## WHAT YOU WILL DO
Determine the number of lines where "Himmel" occurs and reply with that number by itself.

## MATERIAL PROVIDED
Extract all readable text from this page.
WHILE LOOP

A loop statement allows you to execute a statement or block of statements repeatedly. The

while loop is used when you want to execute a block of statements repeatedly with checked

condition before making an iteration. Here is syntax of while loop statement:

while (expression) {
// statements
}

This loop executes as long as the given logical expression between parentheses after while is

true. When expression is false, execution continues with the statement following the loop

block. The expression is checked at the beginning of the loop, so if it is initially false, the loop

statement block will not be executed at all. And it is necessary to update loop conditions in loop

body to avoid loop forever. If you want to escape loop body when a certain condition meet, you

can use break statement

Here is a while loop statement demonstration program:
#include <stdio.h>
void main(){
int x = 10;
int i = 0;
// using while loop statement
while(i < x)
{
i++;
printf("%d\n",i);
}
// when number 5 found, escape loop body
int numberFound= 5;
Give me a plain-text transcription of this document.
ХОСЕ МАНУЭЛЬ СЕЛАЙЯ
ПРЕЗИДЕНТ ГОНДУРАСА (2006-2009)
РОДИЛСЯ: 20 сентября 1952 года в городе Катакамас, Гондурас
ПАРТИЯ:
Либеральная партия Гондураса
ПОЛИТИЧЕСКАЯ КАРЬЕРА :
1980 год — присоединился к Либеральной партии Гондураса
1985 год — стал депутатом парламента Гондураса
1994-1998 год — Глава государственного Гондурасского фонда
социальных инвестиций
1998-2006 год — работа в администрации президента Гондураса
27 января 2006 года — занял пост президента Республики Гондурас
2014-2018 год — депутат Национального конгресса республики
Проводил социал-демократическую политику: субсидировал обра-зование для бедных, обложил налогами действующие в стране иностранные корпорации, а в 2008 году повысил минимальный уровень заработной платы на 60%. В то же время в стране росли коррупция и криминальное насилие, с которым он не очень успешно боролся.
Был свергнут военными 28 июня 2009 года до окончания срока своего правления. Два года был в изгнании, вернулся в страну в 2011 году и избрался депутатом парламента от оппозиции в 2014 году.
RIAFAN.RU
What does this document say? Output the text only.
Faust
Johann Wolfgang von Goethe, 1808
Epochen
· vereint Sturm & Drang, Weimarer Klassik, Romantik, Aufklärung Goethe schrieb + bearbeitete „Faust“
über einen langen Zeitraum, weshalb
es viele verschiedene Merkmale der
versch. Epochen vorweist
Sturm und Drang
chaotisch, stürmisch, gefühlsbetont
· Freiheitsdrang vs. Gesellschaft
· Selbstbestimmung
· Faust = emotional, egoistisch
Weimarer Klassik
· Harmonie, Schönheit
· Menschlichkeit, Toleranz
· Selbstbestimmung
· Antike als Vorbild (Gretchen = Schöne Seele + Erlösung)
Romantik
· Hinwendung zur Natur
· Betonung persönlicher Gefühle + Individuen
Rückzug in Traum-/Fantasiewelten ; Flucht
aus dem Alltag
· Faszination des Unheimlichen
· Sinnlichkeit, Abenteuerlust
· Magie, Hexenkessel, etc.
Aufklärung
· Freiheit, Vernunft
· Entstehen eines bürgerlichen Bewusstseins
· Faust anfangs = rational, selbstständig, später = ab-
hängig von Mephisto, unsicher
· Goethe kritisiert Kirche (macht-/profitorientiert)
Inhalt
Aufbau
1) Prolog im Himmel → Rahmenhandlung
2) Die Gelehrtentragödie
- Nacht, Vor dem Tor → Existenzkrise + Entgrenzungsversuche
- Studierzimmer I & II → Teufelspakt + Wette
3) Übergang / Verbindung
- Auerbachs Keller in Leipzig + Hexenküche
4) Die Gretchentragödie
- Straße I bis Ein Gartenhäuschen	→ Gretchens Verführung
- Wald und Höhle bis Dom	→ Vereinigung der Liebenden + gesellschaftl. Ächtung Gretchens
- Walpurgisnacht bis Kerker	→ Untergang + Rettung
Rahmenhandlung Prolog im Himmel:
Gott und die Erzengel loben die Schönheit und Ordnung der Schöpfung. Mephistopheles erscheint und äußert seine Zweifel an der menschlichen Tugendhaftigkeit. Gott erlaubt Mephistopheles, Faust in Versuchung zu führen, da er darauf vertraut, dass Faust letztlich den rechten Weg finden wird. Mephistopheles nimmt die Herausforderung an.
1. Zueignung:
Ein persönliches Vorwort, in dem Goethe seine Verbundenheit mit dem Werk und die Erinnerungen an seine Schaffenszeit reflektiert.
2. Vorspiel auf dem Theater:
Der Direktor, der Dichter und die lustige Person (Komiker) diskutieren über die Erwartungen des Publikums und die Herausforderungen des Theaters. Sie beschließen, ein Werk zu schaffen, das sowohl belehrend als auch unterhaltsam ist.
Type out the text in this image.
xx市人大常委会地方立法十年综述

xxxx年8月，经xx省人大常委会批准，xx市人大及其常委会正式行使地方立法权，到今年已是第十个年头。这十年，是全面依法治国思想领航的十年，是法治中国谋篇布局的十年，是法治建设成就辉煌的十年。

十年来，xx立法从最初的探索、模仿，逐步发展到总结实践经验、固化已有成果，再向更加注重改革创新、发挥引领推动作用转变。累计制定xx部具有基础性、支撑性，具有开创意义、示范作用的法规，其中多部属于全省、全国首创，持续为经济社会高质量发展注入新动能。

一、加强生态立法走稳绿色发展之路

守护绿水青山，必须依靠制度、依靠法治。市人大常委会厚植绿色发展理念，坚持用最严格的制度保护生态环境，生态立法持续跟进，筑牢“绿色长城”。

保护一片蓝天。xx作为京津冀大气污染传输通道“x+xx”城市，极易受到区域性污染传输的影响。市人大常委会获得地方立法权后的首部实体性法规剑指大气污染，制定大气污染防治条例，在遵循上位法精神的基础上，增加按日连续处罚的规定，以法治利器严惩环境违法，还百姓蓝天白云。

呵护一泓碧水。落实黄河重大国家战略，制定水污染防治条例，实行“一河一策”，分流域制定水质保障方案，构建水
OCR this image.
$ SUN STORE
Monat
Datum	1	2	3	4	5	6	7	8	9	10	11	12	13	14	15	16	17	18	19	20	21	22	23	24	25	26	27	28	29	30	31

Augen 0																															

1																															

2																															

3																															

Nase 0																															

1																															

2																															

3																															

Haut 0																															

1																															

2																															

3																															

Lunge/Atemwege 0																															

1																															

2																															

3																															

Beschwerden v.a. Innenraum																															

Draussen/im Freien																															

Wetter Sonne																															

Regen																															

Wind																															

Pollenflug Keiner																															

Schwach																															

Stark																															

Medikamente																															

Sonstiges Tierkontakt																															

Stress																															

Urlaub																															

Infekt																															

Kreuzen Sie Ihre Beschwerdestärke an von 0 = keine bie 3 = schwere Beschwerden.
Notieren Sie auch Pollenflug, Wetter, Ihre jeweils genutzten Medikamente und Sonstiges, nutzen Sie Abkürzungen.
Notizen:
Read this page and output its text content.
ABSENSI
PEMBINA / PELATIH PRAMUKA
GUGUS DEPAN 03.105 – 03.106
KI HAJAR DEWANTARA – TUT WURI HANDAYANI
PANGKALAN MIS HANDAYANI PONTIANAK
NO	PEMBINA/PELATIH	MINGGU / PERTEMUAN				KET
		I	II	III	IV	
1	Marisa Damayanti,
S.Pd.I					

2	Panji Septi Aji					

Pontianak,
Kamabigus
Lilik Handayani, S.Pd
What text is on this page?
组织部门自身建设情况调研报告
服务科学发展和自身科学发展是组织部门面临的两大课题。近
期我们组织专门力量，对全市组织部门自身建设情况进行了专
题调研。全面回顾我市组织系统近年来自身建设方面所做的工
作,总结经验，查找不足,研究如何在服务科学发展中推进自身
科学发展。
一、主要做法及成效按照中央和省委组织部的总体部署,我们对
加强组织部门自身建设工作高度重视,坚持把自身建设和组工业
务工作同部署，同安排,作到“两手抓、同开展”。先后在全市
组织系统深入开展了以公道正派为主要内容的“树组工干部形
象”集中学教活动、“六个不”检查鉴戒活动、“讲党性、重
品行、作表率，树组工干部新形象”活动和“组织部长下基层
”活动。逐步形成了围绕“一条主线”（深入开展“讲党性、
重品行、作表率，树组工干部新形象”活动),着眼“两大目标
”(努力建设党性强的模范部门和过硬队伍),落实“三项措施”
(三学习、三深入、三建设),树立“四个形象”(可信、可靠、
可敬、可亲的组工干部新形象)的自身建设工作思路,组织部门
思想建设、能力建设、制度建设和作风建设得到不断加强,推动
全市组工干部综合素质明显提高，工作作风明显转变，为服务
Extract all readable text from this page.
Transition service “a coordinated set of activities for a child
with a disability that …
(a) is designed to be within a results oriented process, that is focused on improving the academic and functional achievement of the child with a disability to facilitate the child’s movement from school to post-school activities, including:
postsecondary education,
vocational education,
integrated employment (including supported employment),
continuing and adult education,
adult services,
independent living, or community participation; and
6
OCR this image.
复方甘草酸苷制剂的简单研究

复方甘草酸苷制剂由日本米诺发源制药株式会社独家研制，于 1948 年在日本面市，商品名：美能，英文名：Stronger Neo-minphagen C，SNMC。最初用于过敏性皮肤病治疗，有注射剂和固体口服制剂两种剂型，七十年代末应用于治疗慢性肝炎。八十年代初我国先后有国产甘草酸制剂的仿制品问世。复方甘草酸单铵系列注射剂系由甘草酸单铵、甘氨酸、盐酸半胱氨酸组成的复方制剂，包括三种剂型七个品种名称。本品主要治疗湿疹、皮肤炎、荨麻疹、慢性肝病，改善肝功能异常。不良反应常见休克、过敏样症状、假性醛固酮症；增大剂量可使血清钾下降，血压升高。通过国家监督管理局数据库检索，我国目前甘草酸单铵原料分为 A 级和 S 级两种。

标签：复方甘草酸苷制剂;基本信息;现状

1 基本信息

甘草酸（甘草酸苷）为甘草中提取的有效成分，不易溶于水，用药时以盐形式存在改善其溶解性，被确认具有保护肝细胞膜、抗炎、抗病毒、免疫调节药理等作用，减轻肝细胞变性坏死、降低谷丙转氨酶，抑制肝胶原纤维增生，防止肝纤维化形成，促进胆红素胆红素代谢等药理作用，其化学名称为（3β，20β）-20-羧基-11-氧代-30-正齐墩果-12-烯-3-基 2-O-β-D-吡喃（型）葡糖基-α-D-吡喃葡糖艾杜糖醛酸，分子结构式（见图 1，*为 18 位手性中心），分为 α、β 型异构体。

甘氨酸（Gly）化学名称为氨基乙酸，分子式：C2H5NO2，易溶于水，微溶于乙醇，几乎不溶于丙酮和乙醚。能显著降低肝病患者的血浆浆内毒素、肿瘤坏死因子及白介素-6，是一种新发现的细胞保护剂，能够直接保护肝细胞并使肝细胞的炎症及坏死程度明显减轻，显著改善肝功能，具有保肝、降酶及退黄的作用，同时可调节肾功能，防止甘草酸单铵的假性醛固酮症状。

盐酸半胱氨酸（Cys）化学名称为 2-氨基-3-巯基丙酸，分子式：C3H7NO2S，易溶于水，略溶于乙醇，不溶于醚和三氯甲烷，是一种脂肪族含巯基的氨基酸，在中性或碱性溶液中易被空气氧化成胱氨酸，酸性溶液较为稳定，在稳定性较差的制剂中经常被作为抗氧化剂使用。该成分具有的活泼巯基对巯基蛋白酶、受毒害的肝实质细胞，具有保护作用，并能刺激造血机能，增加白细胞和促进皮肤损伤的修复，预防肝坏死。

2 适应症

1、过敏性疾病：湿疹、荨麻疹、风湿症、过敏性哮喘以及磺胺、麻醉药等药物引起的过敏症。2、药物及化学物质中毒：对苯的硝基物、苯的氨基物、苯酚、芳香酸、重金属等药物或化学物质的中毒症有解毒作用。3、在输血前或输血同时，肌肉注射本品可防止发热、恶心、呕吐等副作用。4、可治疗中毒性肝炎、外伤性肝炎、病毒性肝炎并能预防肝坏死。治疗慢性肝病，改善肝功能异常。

## FULL ANSWER
2